# WHAT THE TASK REQUIRES
Copy the records below exactly as they appear.

# DATASET EXCERPTS
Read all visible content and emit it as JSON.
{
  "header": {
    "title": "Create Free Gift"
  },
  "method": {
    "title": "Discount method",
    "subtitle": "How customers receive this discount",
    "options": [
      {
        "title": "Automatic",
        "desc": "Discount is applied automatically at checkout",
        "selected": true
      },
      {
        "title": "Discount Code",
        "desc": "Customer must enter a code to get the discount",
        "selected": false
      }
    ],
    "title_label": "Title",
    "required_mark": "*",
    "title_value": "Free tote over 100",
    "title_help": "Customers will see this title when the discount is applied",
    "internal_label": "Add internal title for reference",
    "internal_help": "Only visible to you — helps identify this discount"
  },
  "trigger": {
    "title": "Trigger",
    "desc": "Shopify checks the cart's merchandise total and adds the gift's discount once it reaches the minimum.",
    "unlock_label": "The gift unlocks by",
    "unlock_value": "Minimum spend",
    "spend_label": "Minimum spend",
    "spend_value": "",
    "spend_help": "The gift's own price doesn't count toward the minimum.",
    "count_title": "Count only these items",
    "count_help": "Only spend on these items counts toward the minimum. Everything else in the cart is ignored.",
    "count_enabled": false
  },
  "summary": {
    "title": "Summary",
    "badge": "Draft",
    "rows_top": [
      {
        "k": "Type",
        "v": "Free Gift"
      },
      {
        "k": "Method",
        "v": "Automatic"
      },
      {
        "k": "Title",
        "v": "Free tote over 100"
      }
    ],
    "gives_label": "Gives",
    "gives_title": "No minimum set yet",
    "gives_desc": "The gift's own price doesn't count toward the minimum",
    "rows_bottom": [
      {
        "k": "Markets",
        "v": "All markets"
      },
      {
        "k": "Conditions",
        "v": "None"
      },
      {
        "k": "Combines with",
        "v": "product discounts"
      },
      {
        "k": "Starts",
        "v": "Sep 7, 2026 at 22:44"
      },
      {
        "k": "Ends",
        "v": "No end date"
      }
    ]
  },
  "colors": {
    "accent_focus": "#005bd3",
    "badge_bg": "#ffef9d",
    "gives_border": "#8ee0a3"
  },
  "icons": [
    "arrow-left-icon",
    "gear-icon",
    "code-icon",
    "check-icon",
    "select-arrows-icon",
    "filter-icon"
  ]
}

# EXERCISE ANSWER
Read all visible content and emit it as JSON.
{
  "header": {
    "title": "Create Free Gift"
  },
  "method": {
    "title": "Discount method",
    "subtitle": "How customers receive this discount",
    "options": [
      {
        "title": "Automatic",
        "desc": "Discount is applied automatically at checkout",
        "selected": true
      },
      {
        "title": "Discount Code",
        "desc": "Customer must enter a code to get the discount",
        "selected": false
      }
    ],
    "title_label": "Title",
    "required_mark": "*",
    "title_value": "Free tote over 100",
    "title_help": "Customers will see this title when the discount is applied",
    "internal_label": "Add internal title for reference",
    "internal_help": "Only visible to you — helps identify this discount"
  },
  "trigger": {
    "title": "Trigger",
    "desc": "Shopify checks the cart's merchandise total and adds the gift's discount once it reaches the minimum.",
    "unlock_label": "The gift unlocks by",
    "unlock_value": "Minimum spend",
    "spend_label": "Minimum spend",
    "spend_value": "",
    "spend_help": "The gift's own price doesn't count toward the minimum.",
    "count_title": "Count only these items",
    "count_help": "Only spend on these items counts toward the minimum. Everything else in the cart is ignored.",
    "count_enabled": false
  },
  "summary": {
    "title": "Summary",
    "badge": "Draft",
    "rows_top": [
      {
        "k": "Type",
        "v": "Free Gift"
      },
      {
        "k": "Method",
        "v": "Automatic"
      },
      {
        "k": "Title",
        "v": "Free tote over 100"
      }
    ],
    "gives_label": "Gives",
    "gives_title": "No minimum set yet",
    "gives_desc": "The gift's own price doesn't count toward the minimum",
    "rows_bottom": [
      {
        "k": "Markets",
        "v": "All markets"
      },
      {
        "k": "Conditions",
        "v": "None"
      },
      {
        "k": "Combines with",
        "v": "product discounts"
      },
      {
        "k": "Starts",
        "v": "Sep 7, 2026 at 22:44"
      },
      {
        "k": "Ends",
        "v": "No end date"
      }
    ]
  },
  "colors": {
    "accent_focus": "#005bd3",
    "badge_bg": "#ffef9d",
    "gives_border": "#8ee0a3"
  },
  "icons": [
    "arrow-left-icon",
    "gear-icon",
    "code-icon",
    "check-icon",
    "select-arrows-icon",
    "filter-icon"
  ]
}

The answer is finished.